* _Text segment_
★ ★ ★
His mother said: “I feel bad about it due to the fact that he now came out of the exam and he was so fussy to speak to the media.

“Mistakes do happen, but it is affecting him because he is seeing the comments and his friends messaging him making laughing sport at him and he is telling me that he feels bad about it and how it will make him feel when he goes back to school.”

The young man later declared: “The Prime Minister makes mistakes, lawyers make mistakes, I am only 11, and I am still a child. And I made my mistake and I corrected it.”

Before long, the child was not only receiving counselling but a host of civic-minded individuals festooned the lad with care and concern – and he got to meet the Prime Minister, too.

Critics have since emerged to attack even this act of altruism. They say that children are bullied all the time; what makes him so special?

Yes, children are bullied. Bad things of all sorts happen to people every day. And yes, some of these acts are crimes that are investigated but some will go completely unnoticed but to God.
★ ★ ★
* _Task list_
a - Copy the article about the bullied 11-year-old word for word, from "Critics have since" up to and including "but to God.".
b - Write the next part of the article about the bullied 11-year-old, picking up after its final sentence.

* _Supplied material_
★ ★ ★
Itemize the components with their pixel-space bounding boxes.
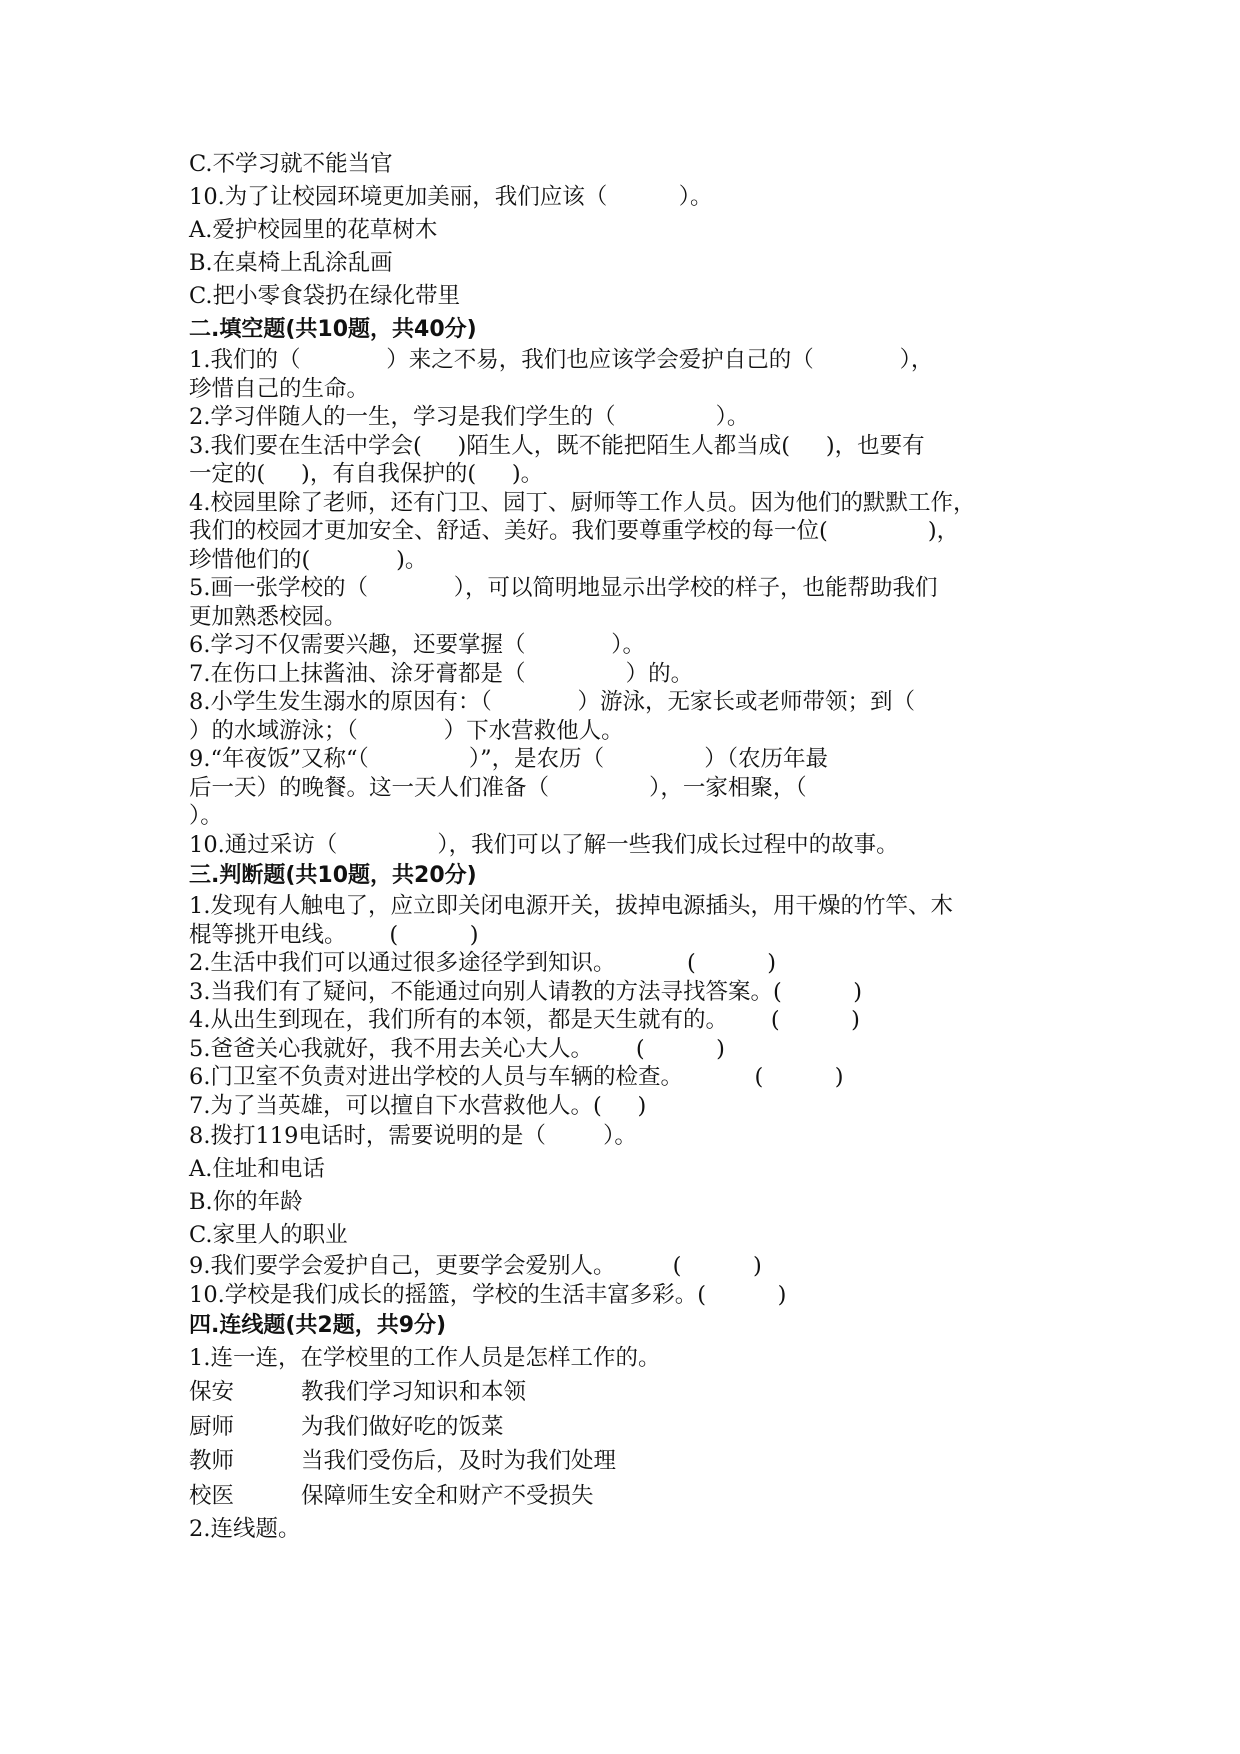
★ ★ ★
* _Response list_
a -
Critics have since emerged to attack even this act of altruism. They say that children are bullied all the time; what makes him so special?

Yes, children are bullied. Bad things of all sorts happen to people every day. And yes, some of these acts are crimes that are investigated but some will go completely unnoticed but to God.

b -
Yet, it doesn’t, therefore, follow that because other children have been bullied, nothing should have been done to right the wrong committed against him. The distinction is very clear. This boy was bullied on a national and indeed, international scale And so the response to heal is to some extent commensurate with the public attempt to cause harm.

But the public embrace of a bullied boy is an important attempt to build self-esteem. Because Boys Lives Matter – something that we should be championing in this country beyond sloganeering.

As a majority black country, we should be deeply concerned that black boys stand a greater chance of shortened lifespans, lower educational attainment, fewer job opportunities, lesser income, and disproportionate representation in the criminal justice system.

This is a result of either policy, practice, tradition, culture, or law in this country, no different than the pathology of racism that is institutionalised against black men and women in the United States.

Make no mistake: we are mindful of the tremendous discrimination and prejudice woman and girls experience. But the history of Barbados and the English-speaking Caribbean over the last century has been of policies that have spared girls the ugly limitations placed on their counterparts in much of the world. We believe it’s possible for society to be fair and engage in the equitable distribution of the best of its resources, its attention, its time and love to both sexes.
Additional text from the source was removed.